[TASK TO COMPLETE]
Could every line of the data be printed exactly as it reads?

(Stored entries)
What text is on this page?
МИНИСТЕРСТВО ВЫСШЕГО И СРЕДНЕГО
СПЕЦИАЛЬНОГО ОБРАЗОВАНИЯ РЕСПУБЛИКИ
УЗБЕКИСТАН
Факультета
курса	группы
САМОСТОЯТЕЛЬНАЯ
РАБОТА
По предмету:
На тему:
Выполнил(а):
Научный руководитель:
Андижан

[EXERCISE OUTPUT]
What text is on this page?
МИНИСТЕРСТВО ВЫСШЕГО И СРЕДНЕГО
СПЕЦИАЛЬНОГО ОБРАЗОВАНИЯ РЕСПУБЛИКИ
УЗБЕКИСТАН
Факультета
курса	группы
САМОСТОЯТЕЛЬНАЯ
РАБОТА
По предмету:
На тему:
Выполнил(а):
Научный руководитель:
Андижан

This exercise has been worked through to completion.